▶ _WHAT THE TASK REQUIRES_:
Search the entries for the word "image" and pull out each line that has it.

▶ _ENTRIES_:

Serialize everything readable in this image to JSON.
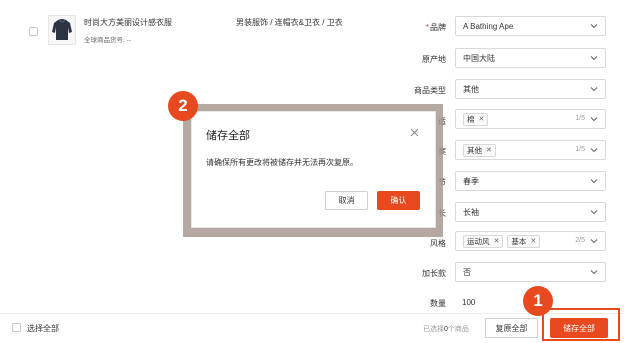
{
  "product": {
    "name": "时尚大方美丽设计感衣服",
    "global_id_label": "全球商品货号: --",
    "category_path": "男装服饰 / 连帽衣&卫衣 / 卫衣",
    "thumbnail_icon": "hoodie-icon"
  },
  "attributes": [
    {
      "label": "品牌",
      "required": true,
      "value": "A Bathing Ape",
      "tags": [],
      "count": ""
    },
    {
      "label": "原产地",
      "required": false,
      "value": "中国大陆",
      "tags": [],
      "count": ""
    },
    {
      "label": "商品类型",
      "required": false,
      "value": "其他",
      "tags": [],
      "count": ""
    },
    {
      "label": "适",
      "required": false,
      "value": "",
      "tags": [
        "棉"
      ],
      "count": "1/5"
    },
    {
      "label": "案",
      "required": false,
      "value": "",
      "tags": [
        "其他"
      ],
      "count": "1/5"
    },
    {
      "label": "节",
      "required": false,
      "value": "春季",
      "tags": [],
      "count": ""
    },
    {
      "label": "长",
      "required": false,
      "value": "长袖",
      "tags": [],
      "count": ""
    },
    {
      "label": "风格",
      "required": false,
      "value": "",
      "tags": [
        "运动风",
        "基本"
      ],
      "count": "2/5"
    },
    {
      "label": "加长款",
      "required": false,
      "value": "否",
      "tags": [],
      "count": ""
    }
  ],
  "quantity": {
    "label": "数量",
    "value": "100"
  },
  "footer": {
    "select_all": "选择全部",
    "selected_prefix": "已选择",
    "selected_count": "0",
    "selected_suffix": "个商品",
    "restore_all": "复原全部",
    "save_all": "储存全部"
  },
  "modal": {
    "title": "储存全部",
    "body": "请确保所有更改将被储存并无法再次复原。",
    "cancel": "取消",
    "confirm": "确认"
  },
  "callouts": {
    "one": "1",
    "two": "2"
  },
  "colors": {
    "accent": "#e8491f",
    "required": "#e4393c"
  }
}
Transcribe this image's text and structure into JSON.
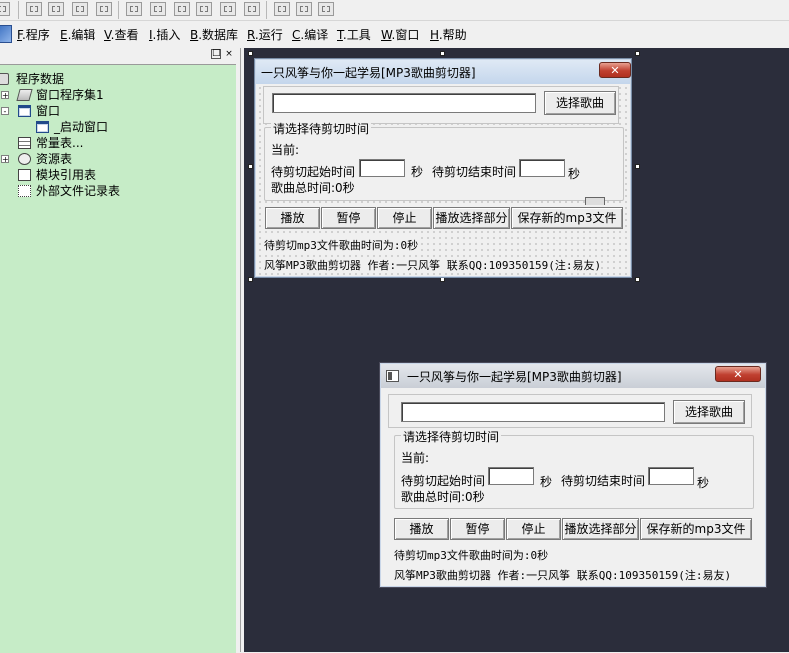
{
  "menu": [
    {
      "key": "F",
      "label": ".程序"
    },
    {
      "key": "E",
      "label": ".编辑"
    },
    {
      "key": "V",
      "label": ".查看"
    },
    {
      "key": "I",
      "label": ".插入"
    },
    {
      "key": "B",
      "label": ".数据库"
    },
    {
      "key": "R",
      "label": ".运行"
    },
    {
      "key": "C",
      "label": ".编译"
    },
    {
      "key": "T",
      "label": ".工具"
    },
    {
      "key": "W",
      "label": ".窗口"
    },
    {
      "key": "H",
      "label": ".帮助"
    }
  ],
  "panel": {
    "restore_glyph": "□",
    "close_glyph": "×"
  },
  "tree": {
    "root": "程序数据",
    "items": [
      "窗口程序集1",
      "窗口",
      "_启动窗口",
      "常量表...",
      "资源表",
      "模块引用表",
      "外部文件记录表"
    ],
    "expand_glyph": "+",
    "collapse_glyph": "-"
  },
  "form": {
    "title": "一只风筝与你一起学易[MP3歌曲剪切器]",
    "close_glyph": "✕",
    "choose_song": "选择歌曲",
    "group_label": "请选择待剪切时间",
    "current": "当前:",
    "start_label": "待剪切起始时间",
    "seconds": "秒",
    "end_label": "待剪切结束时间",
    "total_time": "歌曲总时间:0秒",
    "buttons": [
      "播放",
      "暂停",
      "停止",
      "播放选择部分",
      "保存新的mp3文件"
    ],
    "cut_time": "待剪切mp3文件歌曲时间为:0秒",
    "footer": "风筝MP3歌曲剪切器 作者:一只风筝 联系QQ:109350159(注:易友)"
  }
}
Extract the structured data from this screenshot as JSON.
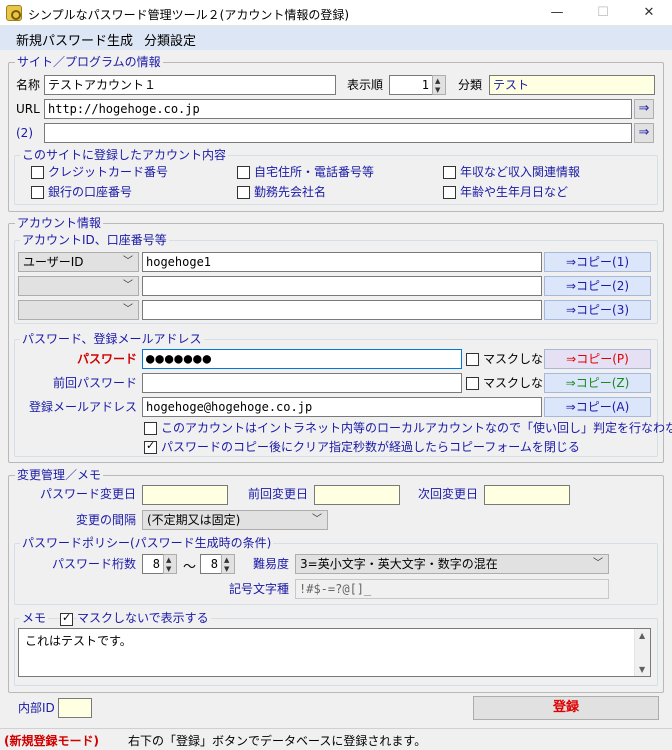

▶ _WRITTEN RESPONSE_:
Serialize everything readable in this image to JSON.
Transcribe this image's text and structure into JSON.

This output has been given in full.